Goal: Find each line with the string "pattern" and copy it.

..........

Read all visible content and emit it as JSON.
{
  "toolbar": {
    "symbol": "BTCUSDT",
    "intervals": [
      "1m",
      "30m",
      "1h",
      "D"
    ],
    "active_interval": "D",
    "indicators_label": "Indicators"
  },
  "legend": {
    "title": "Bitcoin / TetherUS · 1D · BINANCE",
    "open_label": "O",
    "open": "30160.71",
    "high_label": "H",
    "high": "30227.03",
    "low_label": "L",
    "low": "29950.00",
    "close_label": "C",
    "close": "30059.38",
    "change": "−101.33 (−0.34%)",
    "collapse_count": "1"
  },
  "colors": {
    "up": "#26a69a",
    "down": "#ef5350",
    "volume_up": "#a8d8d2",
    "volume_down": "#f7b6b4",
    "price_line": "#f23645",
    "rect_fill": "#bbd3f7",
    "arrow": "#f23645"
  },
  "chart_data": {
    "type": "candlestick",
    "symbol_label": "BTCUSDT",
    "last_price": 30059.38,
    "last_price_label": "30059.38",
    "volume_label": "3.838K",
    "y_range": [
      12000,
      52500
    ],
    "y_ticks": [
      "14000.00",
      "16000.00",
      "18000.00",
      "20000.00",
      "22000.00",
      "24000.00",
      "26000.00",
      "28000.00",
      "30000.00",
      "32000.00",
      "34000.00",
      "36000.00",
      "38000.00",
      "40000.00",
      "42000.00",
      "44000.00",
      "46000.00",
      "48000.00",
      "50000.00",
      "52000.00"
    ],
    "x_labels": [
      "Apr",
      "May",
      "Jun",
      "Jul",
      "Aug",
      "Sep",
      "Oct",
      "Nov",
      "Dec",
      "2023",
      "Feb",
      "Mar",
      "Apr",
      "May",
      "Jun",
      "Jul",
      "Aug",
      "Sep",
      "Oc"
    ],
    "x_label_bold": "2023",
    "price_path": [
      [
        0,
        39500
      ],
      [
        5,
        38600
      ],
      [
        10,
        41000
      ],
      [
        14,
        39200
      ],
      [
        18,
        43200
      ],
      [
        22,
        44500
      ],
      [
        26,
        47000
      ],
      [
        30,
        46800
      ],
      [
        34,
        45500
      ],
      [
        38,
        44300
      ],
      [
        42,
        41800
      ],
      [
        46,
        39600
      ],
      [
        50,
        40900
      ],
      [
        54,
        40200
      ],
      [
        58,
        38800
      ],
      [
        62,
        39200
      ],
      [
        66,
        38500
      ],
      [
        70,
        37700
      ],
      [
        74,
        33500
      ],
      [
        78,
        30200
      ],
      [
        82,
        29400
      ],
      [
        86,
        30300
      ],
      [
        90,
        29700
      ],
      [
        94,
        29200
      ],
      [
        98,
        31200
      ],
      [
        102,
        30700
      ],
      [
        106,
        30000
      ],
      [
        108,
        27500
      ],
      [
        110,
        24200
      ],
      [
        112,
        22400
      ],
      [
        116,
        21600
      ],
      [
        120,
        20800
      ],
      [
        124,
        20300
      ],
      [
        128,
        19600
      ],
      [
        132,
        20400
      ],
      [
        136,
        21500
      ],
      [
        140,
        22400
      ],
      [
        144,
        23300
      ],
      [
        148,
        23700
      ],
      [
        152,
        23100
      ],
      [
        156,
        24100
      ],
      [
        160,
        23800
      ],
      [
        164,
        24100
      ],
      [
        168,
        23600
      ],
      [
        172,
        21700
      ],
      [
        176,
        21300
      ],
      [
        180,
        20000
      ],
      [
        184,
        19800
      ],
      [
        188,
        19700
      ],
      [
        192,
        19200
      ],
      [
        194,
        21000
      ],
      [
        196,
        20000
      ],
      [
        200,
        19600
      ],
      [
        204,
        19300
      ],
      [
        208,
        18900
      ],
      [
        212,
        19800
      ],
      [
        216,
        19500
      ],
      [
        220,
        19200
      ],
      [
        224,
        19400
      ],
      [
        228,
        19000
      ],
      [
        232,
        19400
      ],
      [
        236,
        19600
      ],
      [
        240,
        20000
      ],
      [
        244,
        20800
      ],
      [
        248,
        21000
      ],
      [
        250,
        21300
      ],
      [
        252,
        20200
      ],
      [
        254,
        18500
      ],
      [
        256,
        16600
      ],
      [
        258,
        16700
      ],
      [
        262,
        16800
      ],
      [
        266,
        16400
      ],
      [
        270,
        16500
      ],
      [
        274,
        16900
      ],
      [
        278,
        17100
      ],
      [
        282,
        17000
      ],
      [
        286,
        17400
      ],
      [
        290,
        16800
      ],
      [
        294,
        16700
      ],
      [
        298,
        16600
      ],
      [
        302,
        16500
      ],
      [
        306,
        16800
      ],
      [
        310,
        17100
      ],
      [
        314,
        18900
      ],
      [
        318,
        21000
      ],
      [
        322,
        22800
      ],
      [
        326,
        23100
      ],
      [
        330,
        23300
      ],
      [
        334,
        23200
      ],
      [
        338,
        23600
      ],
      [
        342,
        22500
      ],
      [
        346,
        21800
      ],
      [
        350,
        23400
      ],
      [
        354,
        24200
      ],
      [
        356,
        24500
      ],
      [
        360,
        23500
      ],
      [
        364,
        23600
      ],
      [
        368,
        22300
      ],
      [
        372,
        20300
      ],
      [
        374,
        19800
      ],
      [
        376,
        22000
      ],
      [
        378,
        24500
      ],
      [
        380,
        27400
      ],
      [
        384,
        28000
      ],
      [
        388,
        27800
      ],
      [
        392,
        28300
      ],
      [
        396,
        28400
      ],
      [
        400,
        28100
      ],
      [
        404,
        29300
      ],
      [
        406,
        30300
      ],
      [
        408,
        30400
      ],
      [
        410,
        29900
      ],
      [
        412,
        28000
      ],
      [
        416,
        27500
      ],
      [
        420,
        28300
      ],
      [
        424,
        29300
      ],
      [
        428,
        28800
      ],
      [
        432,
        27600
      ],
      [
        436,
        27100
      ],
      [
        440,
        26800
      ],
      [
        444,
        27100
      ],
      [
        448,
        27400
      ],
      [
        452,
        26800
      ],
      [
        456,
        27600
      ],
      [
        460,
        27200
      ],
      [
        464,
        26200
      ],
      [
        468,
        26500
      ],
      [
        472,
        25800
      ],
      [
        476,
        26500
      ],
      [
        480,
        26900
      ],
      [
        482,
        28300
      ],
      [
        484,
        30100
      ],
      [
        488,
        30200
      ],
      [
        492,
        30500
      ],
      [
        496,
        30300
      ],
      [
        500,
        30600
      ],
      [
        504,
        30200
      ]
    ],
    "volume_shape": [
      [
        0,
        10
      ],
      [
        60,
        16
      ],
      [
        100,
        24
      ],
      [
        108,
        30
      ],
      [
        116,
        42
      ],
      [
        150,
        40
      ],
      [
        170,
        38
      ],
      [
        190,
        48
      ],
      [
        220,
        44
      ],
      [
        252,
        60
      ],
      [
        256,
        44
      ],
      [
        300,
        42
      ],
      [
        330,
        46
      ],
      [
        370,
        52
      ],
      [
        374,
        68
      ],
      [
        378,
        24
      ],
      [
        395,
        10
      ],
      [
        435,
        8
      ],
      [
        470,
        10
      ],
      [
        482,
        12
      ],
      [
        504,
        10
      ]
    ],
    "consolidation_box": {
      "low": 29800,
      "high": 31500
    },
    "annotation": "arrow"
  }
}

..........

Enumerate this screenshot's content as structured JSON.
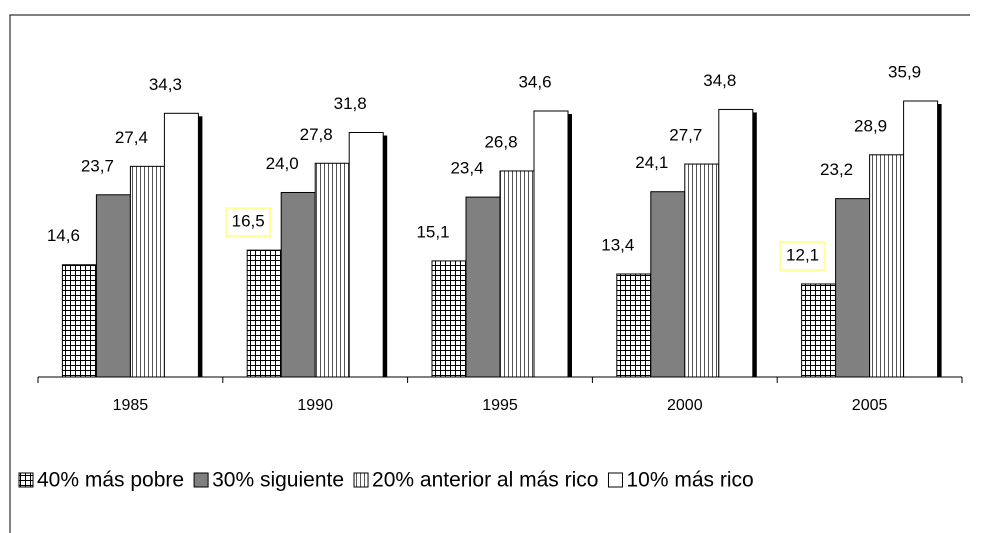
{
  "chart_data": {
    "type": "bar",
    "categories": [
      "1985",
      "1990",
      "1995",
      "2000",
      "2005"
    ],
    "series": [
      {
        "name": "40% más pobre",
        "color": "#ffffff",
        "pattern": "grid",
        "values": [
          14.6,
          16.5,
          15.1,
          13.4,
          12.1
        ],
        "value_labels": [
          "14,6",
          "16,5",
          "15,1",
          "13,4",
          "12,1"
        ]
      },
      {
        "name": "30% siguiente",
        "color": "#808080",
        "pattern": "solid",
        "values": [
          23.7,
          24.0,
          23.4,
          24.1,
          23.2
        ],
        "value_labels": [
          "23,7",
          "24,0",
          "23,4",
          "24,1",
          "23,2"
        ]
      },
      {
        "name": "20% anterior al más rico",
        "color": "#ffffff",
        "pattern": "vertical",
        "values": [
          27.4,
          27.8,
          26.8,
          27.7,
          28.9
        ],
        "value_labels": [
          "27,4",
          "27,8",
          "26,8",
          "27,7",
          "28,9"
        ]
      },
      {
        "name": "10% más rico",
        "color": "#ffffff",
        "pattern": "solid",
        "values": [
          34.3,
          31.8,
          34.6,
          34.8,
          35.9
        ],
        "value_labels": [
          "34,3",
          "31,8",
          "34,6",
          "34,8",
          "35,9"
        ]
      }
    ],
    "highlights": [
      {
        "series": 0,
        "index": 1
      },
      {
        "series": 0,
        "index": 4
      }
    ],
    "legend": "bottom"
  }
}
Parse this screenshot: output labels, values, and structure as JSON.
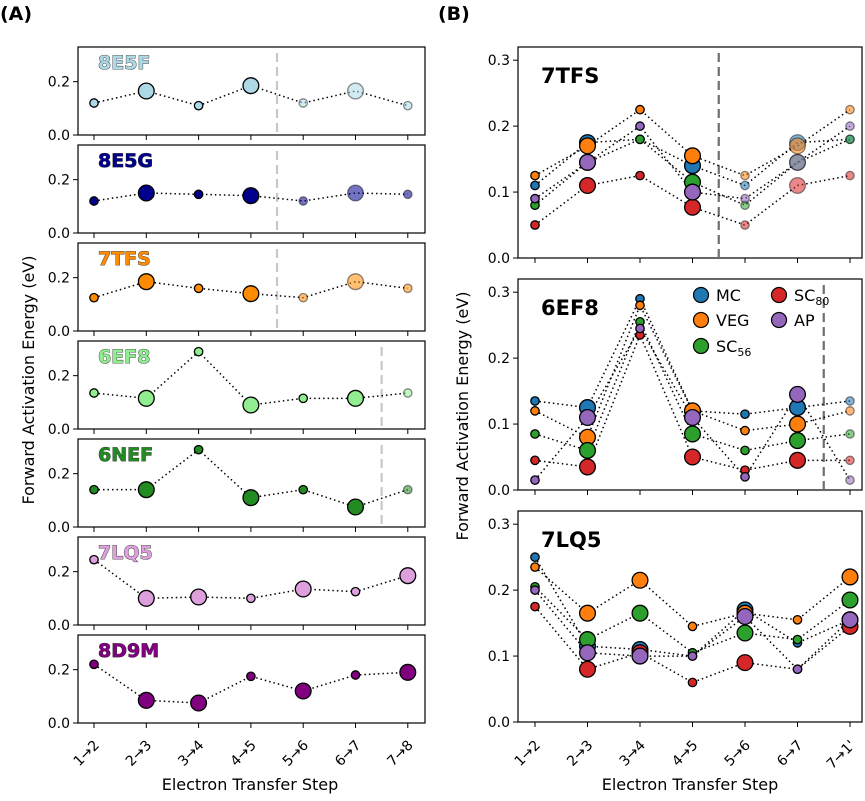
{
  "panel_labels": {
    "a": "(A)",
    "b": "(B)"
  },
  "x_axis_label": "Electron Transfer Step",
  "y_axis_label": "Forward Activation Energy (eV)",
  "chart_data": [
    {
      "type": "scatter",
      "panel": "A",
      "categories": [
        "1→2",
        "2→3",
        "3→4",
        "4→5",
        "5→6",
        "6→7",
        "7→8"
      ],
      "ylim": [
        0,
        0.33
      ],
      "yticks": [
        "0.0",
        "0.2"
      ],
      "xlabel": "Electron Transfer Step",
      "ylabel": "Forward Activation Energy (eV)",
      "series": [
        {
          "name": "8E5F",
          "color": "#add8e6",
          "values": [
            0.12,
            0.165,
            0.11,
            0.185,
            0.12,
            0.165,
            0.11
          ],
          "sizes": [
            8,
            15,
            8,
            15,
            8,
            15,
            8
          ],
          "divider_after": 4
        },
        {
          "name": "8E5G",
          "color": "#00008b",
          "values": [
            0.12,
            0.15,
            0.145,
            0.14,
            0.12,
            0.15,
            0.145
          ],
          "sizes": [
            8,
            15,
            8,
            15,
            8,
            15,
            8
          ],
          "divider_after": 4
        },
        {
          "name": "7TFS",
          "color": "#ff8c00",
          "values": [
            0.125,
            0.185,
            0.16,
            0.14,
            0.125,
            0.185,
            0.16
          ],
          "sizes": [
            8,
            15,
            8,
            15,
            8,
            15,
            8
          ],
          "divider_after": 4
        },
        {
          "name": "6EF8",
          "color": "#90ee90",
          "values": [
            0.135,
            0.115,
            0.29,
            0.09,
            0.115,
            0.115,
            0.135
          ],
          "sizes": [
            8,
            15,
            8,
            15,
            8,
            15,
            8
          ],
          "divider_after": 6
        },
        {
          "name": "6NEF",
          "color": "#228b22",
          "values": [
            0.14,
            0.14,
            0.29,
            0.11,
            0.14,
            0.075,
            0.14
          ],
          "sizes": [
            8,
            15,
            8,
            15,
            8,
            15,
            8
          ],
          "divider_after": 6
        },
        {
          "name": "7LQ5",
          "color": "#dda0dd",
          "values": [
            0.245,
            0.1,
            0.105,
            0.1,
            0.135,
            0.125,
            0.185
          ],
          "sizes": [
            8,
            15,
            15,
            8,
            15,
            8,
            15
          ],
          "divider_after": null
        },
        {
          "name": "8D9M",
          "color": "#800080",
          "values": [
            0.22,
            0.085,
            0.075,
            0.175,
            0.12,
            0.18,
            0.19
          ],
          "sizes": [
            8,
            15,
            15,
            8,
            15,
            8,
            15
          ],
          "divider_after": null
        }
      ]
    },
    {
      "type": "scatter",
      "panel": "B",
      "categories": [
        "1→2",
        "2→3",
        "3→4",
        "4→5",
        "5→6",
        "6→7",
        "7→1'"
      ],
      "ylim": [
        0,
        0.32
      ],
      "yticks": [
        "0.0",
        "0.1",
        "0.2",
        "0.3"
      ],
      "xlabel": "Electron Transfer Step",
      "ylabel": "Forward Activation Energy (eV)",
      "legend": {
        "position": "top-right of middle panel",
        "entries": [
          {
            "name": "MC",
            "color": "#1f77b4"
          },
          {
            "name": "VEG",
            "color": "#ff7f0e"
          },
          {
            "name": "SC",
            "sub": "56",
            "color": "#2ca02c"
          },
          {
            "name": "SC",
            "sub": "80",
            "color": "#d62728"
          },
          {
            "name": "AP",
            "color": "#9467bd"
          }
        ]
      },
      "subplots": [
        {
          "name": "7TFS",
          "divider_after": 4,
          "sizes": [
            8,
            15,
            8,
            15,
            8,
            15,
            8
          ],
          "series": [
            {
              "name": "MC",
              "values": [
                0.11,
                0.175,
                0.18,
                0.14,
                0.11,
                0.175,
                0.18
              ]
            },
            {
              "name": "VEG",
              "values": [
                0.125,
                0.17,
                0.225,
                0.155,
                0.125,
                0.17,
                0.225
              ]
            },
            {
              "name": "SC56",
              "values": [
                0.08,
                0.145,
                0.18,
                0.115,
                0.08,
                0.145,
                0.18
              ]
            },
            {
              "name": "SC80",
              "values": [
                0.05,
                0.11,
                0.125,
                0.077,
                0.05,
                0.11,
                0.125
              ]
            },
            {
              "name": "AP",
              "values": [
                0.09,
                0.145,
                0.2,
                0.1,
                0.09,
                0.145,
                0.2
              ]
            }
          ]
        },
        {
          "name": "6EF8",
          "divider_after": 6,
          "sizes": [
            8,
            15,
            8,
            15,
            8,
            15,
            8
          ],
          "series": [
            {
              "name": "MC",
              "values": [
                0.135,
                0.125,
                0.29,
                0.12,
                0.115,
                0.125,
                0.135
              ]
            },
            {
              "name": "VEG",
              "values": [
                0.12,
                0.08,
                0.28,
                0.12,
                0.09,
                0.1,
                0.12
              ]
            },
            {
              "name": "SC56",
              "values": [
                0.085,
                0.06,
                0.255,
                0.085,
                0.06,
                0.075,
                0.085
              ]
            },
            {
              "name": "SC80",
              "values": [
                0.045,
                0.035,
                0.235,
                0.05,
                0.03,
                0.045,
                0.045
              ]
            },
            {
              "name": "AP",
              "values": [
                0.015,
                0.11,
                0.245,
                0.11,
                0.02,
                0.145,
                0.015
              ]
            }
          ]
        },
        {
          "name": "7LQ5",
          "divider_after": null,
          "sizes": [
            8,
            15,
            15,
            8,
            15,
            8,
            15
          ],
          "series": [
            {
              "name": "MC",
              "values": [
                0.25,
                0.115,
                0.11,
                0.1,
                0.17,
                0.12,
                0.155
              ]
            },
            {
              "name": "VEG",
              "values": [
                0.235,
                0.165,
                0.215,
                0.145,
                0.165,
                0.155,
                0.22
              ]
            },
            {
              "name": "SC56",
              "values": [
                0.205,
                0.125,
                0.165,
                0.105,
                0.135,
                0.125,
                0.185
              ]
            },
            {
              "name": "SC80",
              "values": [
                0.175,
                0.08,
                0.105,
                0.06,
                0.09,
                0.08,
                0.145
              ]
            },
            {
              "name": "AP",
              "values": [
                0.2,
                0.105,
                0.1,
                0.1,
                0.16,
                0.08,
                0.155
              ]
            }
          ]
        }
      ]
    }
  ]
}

..........

Exercise result:
        "pattern": "grid",
        "pattern": "solid",
        "pattern": "vertical",
        "pattern": "solid",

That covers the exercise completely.